» **Input records**
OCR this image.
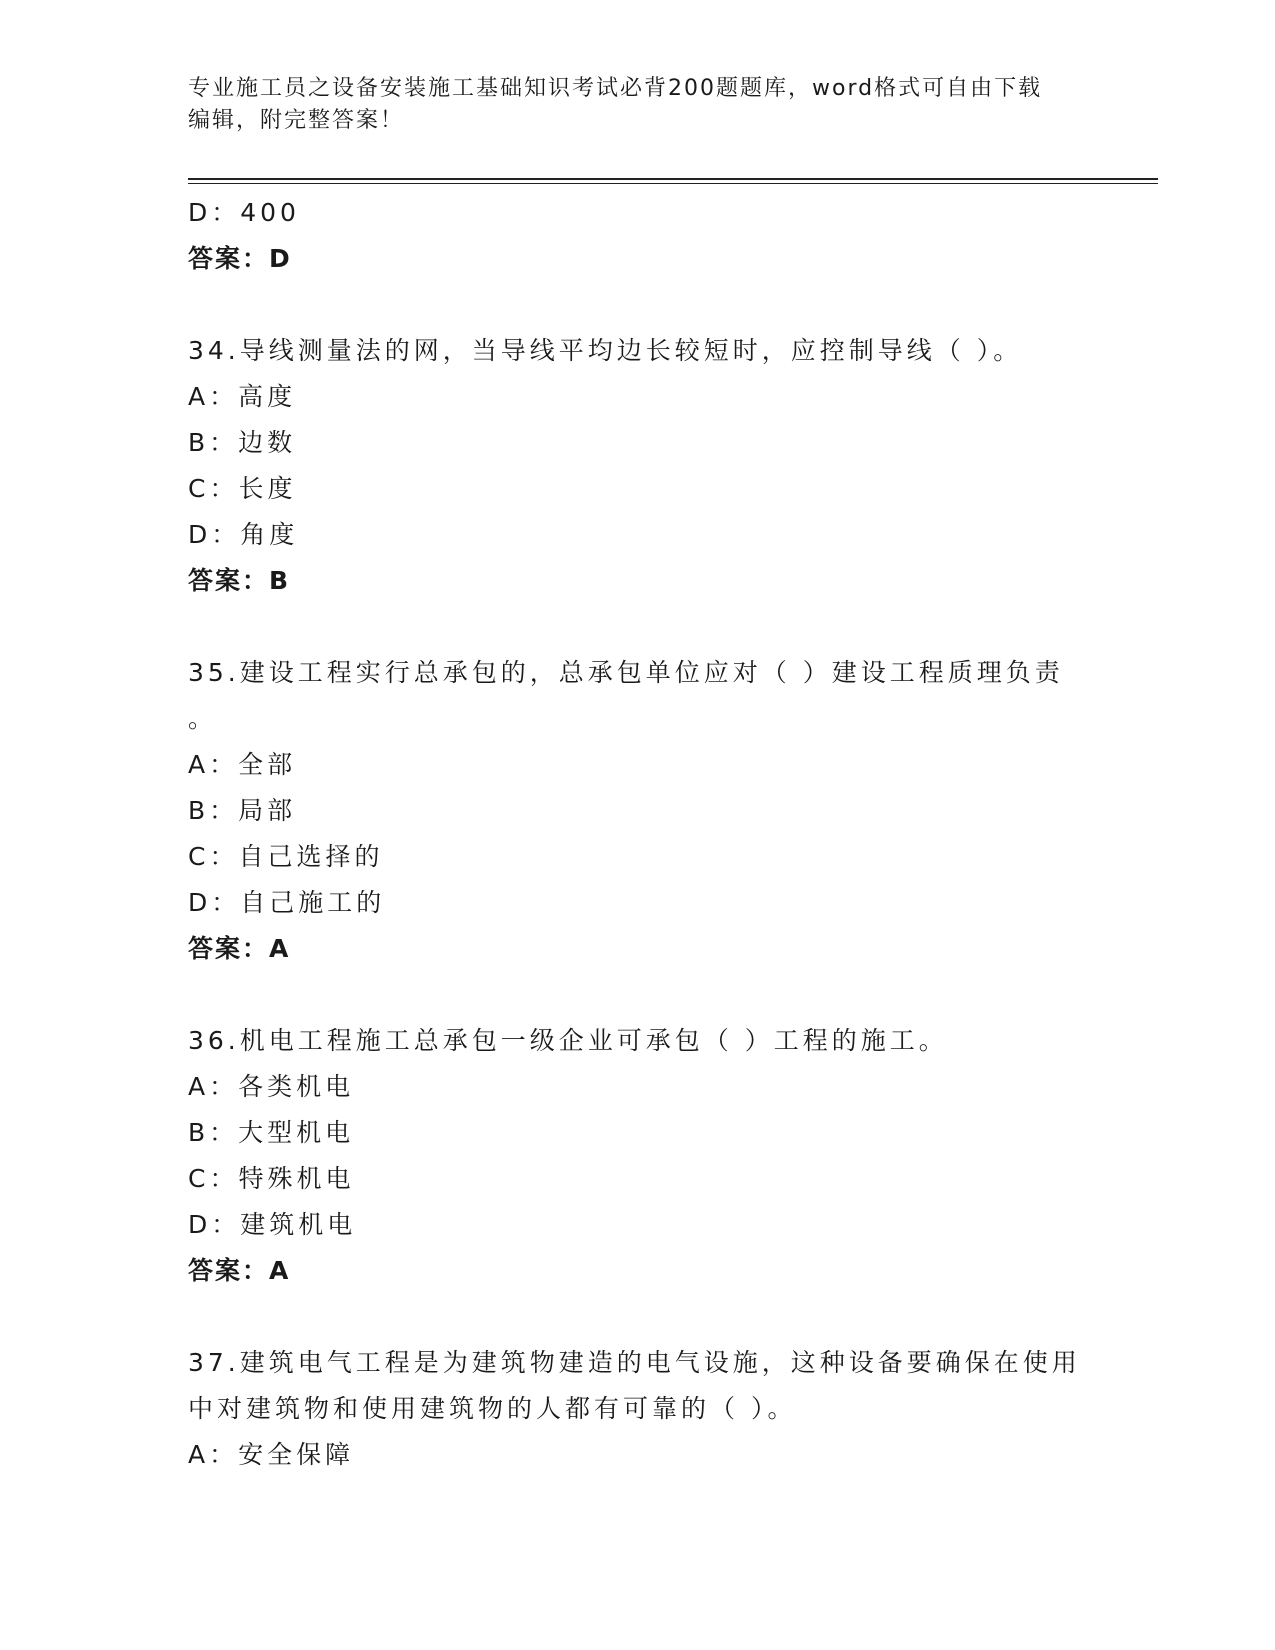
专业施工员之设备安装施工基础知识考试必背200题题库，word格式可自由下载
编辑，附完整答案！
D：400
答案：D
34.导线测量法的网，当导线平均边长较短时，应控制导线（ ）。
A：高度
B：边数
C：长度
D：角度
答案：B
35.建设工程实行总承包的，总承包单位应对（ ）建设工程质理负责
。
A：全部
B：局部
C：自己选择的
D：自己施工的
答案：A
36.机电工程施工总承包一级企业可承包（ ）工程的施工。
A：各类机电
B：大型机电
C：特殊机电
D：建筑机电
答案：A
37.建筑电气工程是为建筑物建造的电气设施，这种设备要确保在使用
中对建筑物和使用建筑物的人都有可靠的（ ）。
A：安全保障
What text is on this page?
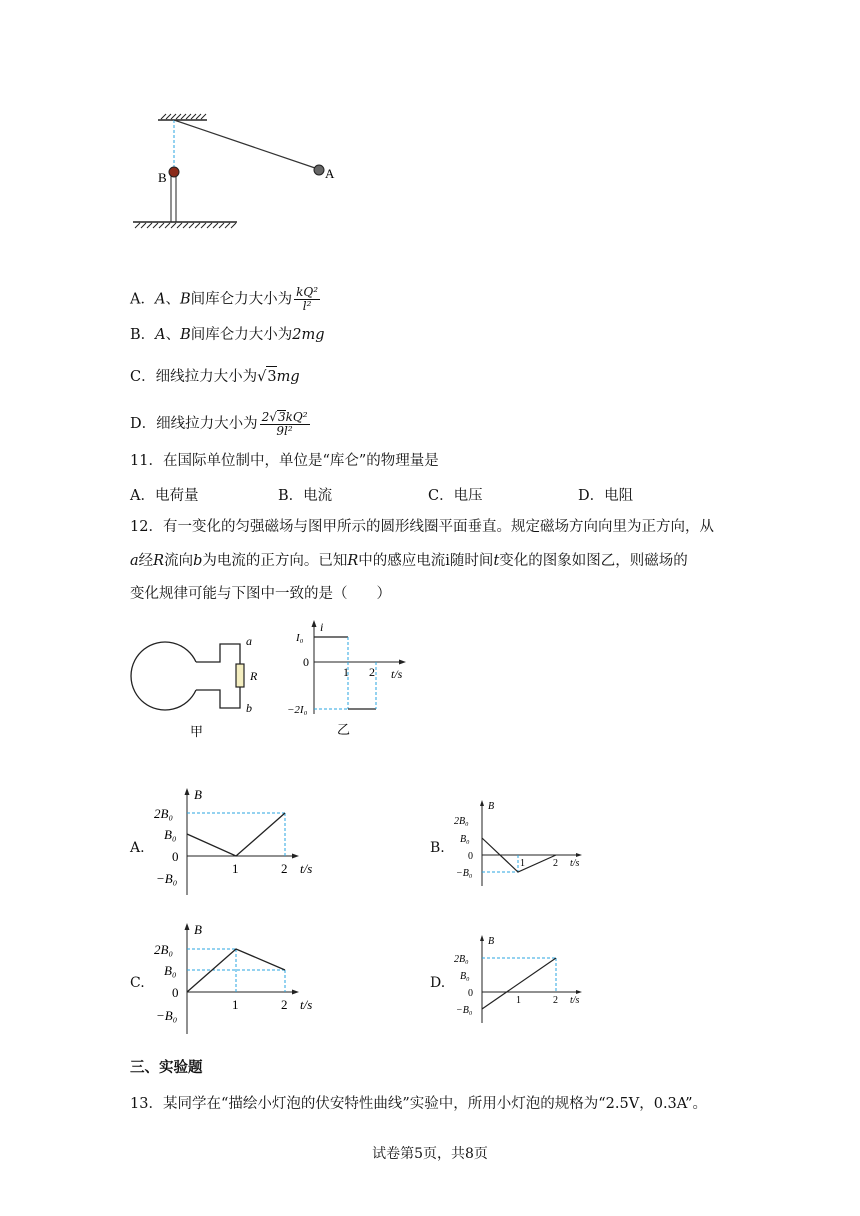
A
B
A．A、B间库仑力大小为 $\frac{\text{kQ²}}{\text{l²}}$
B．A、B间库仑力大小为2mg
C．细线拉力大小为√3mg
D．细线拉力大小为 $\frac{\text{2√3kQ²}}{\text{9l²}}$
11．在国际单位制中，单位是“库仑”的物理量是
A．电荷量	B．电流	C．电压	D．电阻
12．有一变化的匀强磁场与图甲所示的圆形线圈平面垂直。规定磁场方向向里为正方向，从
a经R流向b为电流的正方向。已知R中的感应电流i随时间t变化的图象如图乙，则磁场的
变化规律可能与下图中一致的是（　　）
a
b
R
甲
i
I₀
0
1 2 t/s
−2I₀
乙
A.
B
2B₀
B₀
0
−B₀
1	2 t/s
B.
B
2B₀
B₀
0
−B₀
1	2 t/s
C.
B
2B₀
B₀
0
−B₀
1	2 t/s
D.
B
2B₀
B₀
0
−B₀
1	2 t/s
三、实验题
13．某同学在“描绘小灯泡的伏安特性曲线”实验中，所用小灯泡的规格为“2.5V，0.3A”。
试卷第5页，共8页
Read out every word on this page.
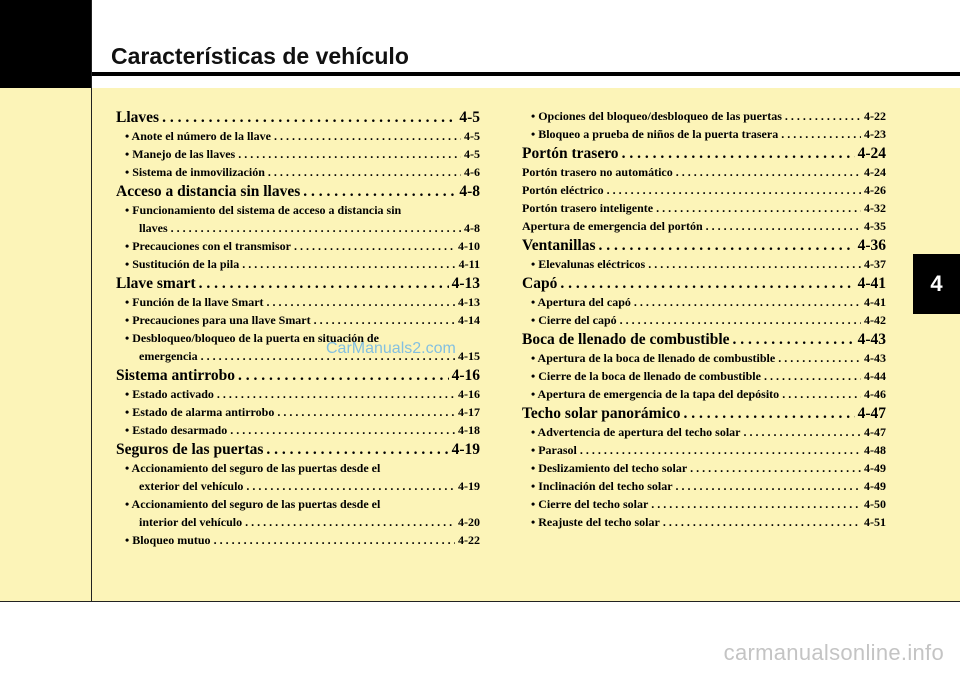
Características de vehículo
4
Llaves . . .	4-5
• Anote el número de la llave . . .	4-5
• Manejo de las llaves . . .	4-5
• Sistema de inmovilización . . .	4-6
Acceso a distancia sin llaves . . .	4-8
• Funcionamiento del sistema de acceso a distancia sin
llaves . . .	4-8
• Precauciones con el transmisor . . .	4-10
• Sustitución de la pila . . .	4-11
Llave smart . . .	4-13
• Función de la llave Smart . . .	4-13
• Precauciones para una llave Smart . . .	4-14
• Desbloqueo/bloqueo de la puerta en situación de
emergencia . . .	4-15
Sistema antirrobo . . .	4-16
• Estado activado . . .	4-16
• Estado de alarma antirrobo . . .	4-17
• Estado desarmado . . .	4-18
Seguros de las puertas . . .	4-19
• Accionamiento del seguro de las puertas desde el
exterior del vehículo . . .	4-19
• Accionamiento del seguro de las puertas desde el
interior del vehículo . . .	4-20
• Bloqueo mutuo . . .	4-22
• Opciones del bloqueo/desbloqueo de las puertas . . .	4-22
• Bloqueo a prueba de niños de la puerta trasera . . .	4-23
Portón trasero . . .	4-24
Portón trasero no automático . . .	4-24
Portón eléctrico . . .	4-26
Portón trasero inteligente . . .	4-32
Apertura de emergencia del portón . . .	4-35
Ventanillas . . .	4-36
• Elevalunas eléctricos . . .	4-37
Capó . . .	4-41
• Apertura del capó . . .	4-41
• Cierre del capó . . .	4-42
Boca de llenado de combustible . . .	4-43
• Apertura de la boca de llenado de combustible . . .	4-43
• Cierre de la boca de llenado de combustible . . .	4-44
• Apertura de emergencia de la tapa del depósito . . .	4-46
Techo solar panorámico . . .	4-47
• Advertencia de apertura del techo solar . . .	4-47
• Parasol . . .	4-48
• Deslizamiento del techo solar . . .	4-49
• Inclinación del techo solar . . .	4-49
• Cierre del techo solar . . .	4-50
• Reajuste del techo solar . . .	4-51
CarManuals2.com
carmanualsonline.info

» **Required task**
Quote the data above in full and without alteration; skip the pictures.

» **Solution to this problem**
OCR this image.
专业施工员之设备安装施工基础知识考试必背200题题库，word格式可自由下载
编辑，附完整答案！
D：400
答案：D
34.导线测量法的网，当导线平均边长较短时，应控制导线（ ）。
A：高度
B：边数
C：长度
D：角度
答案：B
35.建设工程实行总承包的，总承包单位应对（ ）建设工程质理负责
。
A：全部
B：局部
C：自己选择的
D：自己施工的
答案：A
36.机电工程施工总承包一级企业可承包（ ）工程的施工。
A：各类机电
B：大型机电
C：特殊机电
D：建筑机电
答案：A
37.建筑电气工程是为建筑物建造的电气设施，这种设备要确保在使用
中对建筑物和使用建筑物的人都有可靠的（ ）。
A：安全保障
What text is on this page?
A
B
A．A、B间库仑力大小为 $\frac{\text{kQ²}}{\text{l²}}$
B．A、B间库仑力大小为2mg
C．细线拉力大小为√3mg
D．细线拉力大小为 $\frac{\text{2√3kQ²}}{\text{9l²}}$
11．在国际单位制中，单位是“库仑”的物理量是
A．电荷量	B．电流	C．电压	D．电阻
12．有一变化的匀强磁场与图甲所示的圆形线圈平面垂直。规定磁场方向向里为正方向，从
a经R流向b为电流的正方向。已知R中的感应电流i随时间t变化的图象如图乙，则磁场的
变化规律可能与下图中一致的是（　　）
a
b
R
甲
i
I₀
0
1 2 t/s
−2I₀
乙
A.
B
2B₀
B₀
0
−B₀
1	2 t/s
B.
B
2B₀
B₀
0
−B₀
1	2 t/s
C.
B
2B₀
B₀
0
−B₀
1	2 t/s
D.
B
2B₀
B₀
0
−B₀
1	2 t/s
三、实验题
13．某同学在“描绘小灯泡的伏安特性曲线”实验中，所用小灯泡的规格为“2.5V，0.3A”。
试卷第5页，共8页
Read out every word on this page.
Características de vehículo
4
Llaves . . .	4-5
• Anote el número de la llave . . .	4-5
• Manejo de las llaves . . .	4-5
• Sistema de inmovilización . . .	4-6
Acceso a distancia sin llaves . . .	4-8
• Funcionamiento del sistema de acceso a distancia sin
llaves . . .	4-8
• Precauciones con el transmisor . . .	4-10
• Sustitución de la pila . . .	4-11
Llave smart . . .	4-13
• Función de la llave Smart . . .	4-13
• Precauciones para una llave Smart . . .	4-14
• Desbloqueo/bloqueo de la puerta en situación de
emergencia . . .	4-15
Sistema antirrobo . . .	4-16
• Estado activado . . .	4-16
• Estado de alarma antirrobo . . .	4-17
• Estado desarmado . . .	4-18
Seguros de las puertas . . .	4-19
• Accionamiento del seguro de las puertas desde el
exterior del vehículo . . .	4-19
• Accionamiento del seguro de las puertas desde el
interior del vehículo . . .	4-20
• Bloqueo mutuo . . .	4-22
• Opciones del bloqueo/desbloqueo de las puertas . . .	4-22
• Bloqueo a prueba de niños de la puerta trasera . . .	4-23
Portón trasero . . .	4-24
Portón trasero no automático . . .	4-24
Portón eléctrico . . .	4-26
Portón trasero inteligente . . .	4-32
Apertura de emergencia del portón . . .	4-35
Ventanillas . . .	4-36
• Elevalunas eléctricos . . .	4-37
Capó . . .	4-41
• Apertura del capó . . .	4-41
• Cierre del capó . . .	4-42
Boca de llenado de combustible . . .	4-43
• Apertura de la boca de llenado de combustible . . .	4-43
• Cierre de la boca de llenado de combustible . . .	4-44
• Apertura de emergencia de la tapa del depósito . . .	4-46
Techo solar panorámico . . .	4-47
• Advertencia de apertura del techo solar . . .	4-47
• Parasol . . .	4-48
• Deslizamiento del techo solar . . .	4-49
• Inclinación del techo solar . . .	4-49
• Cierre del techo solar . . .	4-50
• Reajuste del techo solar . . .	4-51
CarManuals2.com
carmanualsonline.info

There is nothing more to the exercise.